- [Requirements] Find every line with "this" in it, then report how many there are and nothing more.

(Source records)
· · · ·

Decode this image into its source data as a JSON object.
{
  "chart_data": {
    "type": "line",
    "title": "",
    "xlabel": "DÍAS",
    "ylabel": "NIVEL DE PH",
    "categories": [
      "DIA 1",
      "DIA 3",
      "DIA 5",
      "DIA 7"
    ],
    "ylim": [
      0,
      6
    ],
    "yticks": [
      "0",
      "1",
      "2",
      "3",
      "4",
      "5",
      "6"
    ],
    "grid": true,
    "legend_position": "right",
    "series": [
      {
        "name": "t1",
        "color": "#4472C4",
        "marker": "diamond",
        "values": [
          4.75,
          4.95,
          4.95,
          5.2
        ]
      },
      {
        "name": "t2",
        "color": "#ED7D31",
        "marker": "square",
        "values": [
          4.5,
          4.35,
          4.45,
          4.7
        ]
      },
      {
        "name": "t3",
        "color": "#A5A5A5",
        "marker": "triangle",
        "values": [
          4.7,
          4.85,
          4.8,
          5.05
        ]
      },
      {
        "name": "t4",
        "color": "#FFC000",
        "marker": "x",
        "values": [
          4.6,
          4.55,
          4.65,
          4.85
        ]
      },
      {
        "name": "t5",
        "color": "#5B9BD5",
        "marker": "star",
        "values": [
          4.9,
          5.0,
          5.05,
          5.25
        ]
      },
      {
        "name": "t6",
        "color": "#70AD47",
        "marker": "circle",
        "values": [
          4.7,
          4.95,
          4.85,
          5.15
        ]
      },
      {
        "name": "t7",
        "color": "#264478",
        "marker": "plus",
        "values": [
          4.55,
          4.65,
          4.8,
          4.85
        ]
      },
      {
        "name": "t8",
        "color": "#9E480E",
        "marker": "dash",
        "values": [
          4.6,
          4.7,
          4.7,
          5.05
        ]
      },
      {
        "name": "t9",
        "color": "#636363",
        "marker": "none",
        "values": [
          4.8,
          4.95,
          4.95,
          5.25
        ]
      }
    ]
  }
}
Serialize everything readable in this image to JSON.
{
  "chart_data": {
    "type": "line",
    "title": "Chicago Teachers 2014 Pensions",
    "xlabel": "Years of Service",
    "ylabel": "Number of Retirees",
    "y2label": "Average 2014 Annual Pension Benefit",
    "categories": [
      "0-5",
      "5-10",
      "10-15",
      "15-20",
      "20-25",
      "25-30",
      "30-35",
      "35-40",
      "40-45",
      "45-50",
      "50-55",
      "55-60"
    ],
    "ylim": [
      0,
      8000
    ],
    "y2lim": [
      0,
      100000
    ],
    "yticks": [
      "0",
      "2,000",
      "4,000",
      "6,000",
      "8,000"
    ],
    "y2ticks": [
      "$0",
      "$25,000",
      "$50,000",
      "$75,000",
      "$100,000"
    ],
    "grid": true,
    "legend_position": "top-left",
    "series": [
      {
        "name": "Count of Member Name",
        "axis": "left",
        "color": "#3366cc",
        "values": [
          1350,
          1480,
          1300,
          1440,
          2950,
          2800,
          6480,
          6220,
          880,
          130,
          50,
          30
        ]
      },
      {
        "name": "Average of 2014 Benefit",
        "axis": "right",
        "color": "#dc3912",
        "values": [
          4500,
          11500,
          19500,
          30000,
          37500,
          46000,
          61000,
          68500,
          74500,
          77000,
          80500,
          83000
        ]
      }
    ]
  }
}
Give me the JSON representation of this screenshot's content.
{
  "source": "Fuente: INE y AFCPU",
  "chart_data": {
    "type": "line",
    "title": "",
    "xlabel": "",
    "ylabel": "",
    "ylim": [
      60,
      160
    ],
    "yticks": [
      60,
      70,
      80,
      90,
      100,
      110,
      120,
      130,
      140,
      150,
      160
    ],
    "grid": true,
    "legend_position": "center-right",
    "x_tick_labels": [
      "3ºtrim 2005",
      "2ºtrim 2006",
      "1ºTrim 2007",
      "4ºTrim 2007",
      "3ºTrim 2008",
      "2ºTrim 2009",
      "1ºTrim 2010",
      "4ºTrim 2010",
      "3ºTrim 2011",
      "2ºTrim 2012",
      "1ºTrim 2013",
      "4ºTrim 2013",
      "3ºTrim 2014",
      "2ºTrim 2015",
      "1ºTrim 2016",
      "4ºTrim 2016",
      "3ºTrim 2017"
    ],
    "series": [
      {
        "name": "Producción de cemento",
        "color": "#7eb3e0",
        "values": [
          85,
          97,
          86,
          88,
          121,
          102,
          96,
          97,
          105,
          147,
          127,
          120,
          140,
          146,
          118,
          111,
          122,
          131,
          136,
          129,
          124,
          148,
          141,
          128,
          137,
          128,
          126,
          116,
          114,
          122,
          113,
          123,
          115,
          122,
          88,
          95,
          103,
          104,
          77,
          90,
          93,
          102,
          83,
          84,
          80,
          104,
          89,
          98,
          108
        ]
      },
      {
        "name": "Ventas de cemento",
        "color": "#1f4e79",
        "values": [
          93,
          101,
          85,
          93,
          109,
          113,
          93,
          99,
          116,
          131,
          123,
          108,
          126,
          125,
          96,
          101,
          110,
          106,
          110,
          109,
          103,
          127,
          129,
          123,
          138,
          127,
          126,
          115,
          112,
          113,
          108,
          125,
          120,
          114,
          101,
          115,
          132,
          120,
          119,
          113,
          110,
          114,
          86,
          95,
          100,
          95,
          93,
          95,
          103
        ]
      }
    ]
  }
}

· · · ·

- [Result below] 3